The records that follow must be repeated verbatim, every one of them.

____________

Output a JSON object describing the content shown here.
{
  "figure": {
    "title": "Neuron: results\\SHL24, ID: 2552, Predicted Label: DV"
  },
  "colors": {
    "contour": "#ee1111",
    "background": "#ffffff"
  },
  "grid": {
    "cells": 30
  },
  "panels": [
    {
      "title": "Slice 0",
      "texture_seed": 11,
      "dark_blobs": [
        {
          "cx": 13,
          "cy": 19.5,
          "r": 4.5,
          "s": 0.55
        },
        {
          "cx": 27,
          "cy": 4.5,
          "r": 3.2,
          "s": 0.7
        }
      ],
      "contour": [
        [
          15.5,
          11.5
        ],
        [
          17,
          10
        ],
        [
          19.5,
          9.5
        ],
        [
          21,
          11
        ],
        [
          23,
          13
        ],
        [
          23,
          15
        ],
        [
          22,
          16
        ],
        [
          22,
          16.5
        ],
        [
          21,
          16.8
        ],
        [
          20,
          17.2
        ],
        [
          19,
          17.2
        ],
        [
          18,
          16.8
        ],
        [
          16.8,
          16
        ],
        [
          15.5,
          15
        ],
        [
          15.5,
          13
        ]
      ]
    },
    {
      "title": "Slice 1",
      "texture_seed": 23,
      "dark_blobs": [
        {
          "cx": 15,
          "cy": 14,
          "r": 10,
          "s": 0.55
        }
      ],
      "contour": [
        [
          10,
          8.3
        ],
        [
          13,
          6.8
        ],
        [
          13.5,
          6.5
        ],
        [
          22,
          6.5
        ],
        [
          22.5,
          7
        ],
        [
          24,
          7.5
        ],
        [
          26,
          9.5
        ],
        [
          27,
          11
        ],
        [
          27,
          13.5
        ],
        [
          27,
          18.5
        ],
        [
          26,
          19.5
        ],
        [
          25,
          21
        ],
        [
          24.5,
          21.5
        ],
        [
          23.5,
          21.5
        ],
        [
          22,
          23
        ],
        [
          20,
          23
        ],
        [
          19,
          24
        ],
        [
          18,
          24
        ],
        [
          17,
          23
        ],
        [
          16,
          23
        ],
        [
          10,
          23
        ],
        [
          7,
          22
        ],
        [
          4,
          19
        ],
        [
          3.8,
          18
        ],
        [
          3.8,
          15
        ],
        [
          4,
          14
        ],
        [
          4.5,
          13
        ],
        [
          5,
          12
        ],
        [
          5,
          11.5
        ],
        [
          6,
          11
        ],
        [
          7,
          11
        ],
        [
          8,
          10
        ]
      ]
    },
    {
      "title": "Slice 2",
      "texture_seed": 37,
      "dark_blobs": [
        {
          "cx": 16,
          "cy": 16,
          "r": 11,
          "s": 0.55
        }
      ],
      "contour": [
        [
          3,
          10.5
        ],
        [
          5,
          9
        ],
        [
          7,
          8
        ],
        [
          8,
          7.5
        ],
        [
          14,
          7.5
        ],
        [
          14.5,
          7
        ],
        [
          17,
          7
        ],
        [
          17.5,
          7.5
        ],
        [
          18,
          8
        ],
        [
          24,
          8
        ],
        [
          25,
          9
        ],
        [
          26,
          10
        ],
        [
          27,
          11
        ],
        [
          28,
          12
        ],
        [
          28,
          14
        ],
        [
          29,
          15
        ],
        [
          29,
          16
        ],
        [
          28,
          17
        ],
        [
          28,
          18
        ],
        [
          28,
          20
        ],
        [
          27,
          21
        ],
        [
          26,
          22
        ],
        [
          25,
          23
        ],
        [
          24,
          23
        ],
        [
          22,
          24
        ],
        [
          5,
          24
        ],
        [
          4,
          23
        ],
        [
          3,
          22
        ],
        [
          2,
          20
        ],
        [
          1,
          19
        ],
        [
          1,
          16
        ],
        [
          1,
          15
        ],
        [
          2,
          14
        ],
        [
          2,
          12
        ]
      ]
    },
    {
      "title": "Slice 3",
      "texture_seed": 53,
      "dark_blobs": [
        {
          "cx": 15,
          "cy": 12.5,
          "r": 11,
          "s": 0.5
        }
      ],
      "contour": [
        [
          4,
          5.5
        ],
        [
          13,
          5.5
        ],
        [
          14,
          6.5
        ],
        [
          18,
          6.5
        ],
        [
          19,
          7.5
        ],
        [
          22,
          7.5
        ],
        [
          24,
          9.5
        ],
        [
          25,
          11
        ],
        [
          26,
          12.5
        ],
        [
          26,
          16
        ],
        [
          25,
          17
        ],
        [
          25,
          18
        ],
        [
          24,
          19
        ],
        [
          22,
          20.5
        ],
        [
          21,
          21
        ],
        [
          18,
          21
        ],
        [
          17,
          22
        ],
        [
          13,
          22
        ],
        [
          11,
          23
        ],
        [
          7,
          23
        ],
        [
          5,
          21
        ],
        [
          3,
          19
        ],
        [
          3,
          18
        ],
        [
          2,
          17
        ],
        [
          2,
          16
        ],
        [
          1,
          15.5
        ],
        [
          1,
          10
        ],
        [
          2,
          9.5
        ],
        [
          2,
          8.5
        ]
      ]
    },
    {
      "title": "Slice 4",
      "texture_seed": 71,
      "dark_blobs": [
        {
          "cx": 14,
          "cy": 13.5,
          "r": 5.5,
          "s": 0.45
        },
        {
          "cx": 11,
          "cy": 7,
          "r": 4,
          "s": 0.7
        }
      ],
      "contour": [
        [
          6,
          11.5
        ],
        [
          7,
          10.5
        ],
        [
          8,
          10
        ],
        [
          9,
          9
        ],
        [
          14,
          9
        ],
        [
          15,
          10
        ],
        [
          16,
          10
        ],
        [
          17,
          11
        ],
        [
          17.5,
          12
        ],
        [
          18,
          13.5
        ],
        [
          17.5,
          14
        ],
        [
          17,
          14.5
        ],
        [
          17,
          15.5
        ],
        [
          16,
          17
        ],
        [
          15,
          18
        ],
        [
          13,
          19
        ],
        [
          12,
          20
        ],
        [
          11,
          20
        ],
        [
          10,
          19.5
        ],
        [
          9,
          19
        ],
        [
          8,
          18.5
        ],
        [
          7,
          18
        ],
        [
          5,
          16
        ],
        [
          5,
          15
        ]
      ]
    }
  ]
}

____________

## [RESULT FOR THIS TASK]
Output a JSON object describing the content shown here.
{
  "figure": {
    "title": "Neuron: results\\SHL24, ID: 2552, Predicted Label: DV"
  },
  "colors": {
    "contour": "#ee1111",
    "background": "#ffffff"
  },
  "grid": {
    "cells": 30
  },
  "panels": [
    {
      "title": "Slice 0",
      "texture_seed": 11,
      "dark_blobs": [
        {
          "cx": 13,
          "cy": 19.5,
          "r": 4.5,
          "s": 0.55
        },
        {
          "cx": 27,
          "cy": 4.5,
          "r": 3.2,
          "s": 0.7
        }
      ],
      "contour": [
        [
          15.5,
          11.5
        ],
        [
          17,
          10
        ],
        [
          19.5,
          9.5
        ],
        [
          21,
          11
        ],
        [
          23,
          13
        ],
        [
          23,
          15
        ],
        [
          22,
          16
        ],
        [
          22,
          16.5
        ],
        [
          21,
          16.8
        ],
        [
          20,
          17.2
        ],
        [
          19,
          17.2
        ],
        [
          18,
          16.8
        ],
        [
          16.8,
          16
        ],
        [
          15.5,
          15
        ],
        [
          15.5,
          13
        ]
      ]
    },
    {
      "title": "Slice 1",
      "texture_seed": 23,
      "dark_blobs": [
        {
          "cx": 15,
          "cy": 14,
          "r": 10,
          "s": 0.55
        }
      ],
      "contour": [
        [
          10,
          8.3
        ],
        [
          13,
          6.8
        ],
        [
          13.5,
          6.5
        ],
        [
          22,
          6.5
        ],
        [
          22.5,
          7
        ],
        [
          24,
          7.5
        ],
        [
          26,
          9.5
        ],
        [
          27,
          11
        ],
        [
          27,
          13.5
        ],
        [
          27,
          18.5
        ],
        [
          26,
          19.5
        ],
        [
          25,
          21
        ],
        [
          24.5,
          21.5
        ],
        [
          23.5,
          21.5
        ],
        [
          22,
          23
        ],
        [
          20,
          23
        ],
        [
          19,
          24
        ],
        [
          18,
          24
        ],
        [
          17,
          23
        ],
        [
          16,
          23
        ],
        [
          10,
          23
        ],
        [
          7,
          22
        ],
        [
          4,
          19
        ],
        [
          3.8,
          18
        ],
        [
          3.8,
          15
        ],
        [
          4,
          14
        ],
        [
          4.5,
          13
        ],
        [
          5,
          12
        ],
        [
          5,
          11.5
        ],
        [
          6,
          11
        ],
        [
          7,
          11
        ],
        [
          8,
          10
        ]
      ]
    },
    {
      "title": "Slice 2",
      "texture_seed": 37,
      "dark_blobs": [
        {
          "cx": 16,
          "cy": 16,
          "r": 11,
          "s": 0.55
        }
      ],
      "contour": [
        [
          3,
          10.5
        ],
        [
          5,
          9
        ],
        [
          7,
          8
        ],
        [
          8,
          7.5
        ],
        [
          14,
          7.5
        ],
        [
          14.5,
          7
        ],
        [
          17,
          7
        ],
        [
          17.5,
          7.5
        ],
        [
          18,
          8
        ],
        [
          24,
          8
        ],
        [
          25,
          9
        ],
        [
          26,
          10
        ],
        [
          27,
          11
        ],
        [
          28,
          12
        ],
        [
          28,
          14
        ],
        [
          29,
          15
        ],
        [
          29,
          16
        ],
        [
          28,
          17
        ],
        [
          28,
          18
        ],
        [
          28,
          20
        ],
        [
          27,
          21
        ],
        [
          26,
          22
        ],
        [
          25,
          23
        ],
        [
          24,
          23
        ],
        [
          22,
          24
        ],
        [
          5,
          24
        ],
        [
          4,
          23
        ],
        [
          3,
          22
        ],
        [
          2,
          20
        ],
        [
          1,
          19
        ],
        [
          1,
          16
        ],
        [
          1,
          15
        ],
        [
          2,
          14
        ],
        [
          2,
          12
        ]
      ]
    },
    {
      "title": "Slice 3",
      "texture_seed": 53,
      "dark_blobs": [
        {
          "cx": 15,
          "cy": 12.5,
          "r": 11,
          "s": 0.5
        }
      ],
      "contour": [
        [
          4,
          5.5
        ],
        [
          13,
          5.5
        ],
        [
          14,
          6.5
        ],
        [
          18,
          6.5
        ],
        [
          19,
          7.5
        ],
        [
          22,
          7.5
        ],
        [
          24,
          9.5
        ],
        [
          25,
          11
        ],
        [
          26,
          12.5
        ],
        [
          26,
          16
        ],
        [
          25,
          17
        ],
        [
          25,
          18
        ],
        [
          24,
          19
        ],
        [
          22,
          20.5
        ],
        [
          21,
          21
        ],
        [
          18,
          21
        ],
        [
          17,
          22
        ],
        [
          13,
          22
        ],
        [
          11,
          23
        ],
        [
          7,
          23
        ],
        [
          5,
          21
        ],
        [
          3,
          19
        ],
        [
          3,
          18
        ],
        [
          2,
          17
        ],
        [
          2,
          16
        ],
        [
          1,
          15.5
        ],
        [
          1,
          10
        ],
        [
          2,
          9.5
        ],
        [
          2,
          8.5
        ]
      ]
    },
    {
      "title": "Slice 4",
      "texture_seed": 71,
      "dark_blobs": [
        {
          "cx": 14,
          "cy": 13.5,
          "r": 5.5,
          "s": 0.45
        },
        {
          "cx": 11,
          "cy": 7,
          "r": 4,
          "s": 0.7
        }
      ],
      "contour": [
        [
          6,
          11.5
        ],
        [
          7,
          10.5
        ],
        [
          8,
          10
        ],
        [
          9,
          9
        ],
        [
          14,
          9
        ],
        [
          15,
          10
        ],
        [
          16,
          10
        ],
        [
          17,
          11
        ],
        [
          17.5,
          12
        ],
        [
          18,
          13.5
        ],
        [
          17.5,
          14
        ],
        [
          17,
          14.5
        ],
        [
          17,
          15.5
        ],
        [
          16,
          17
        ],
        [
          15,
          18
        ],
        [
          13,
          19
        ],
        [
          12,
          20
        ],
        [
          11,
          20
        ],
        [
          10,
          19.5
        ],
        [
          9,
          19
        ],
        [
          8,
          18.5
        ],
        [
          7,
          18
        ],
        [
          5,
          16
        ],
        [
          5,
          15
        ]
      ]
    }
  ]
}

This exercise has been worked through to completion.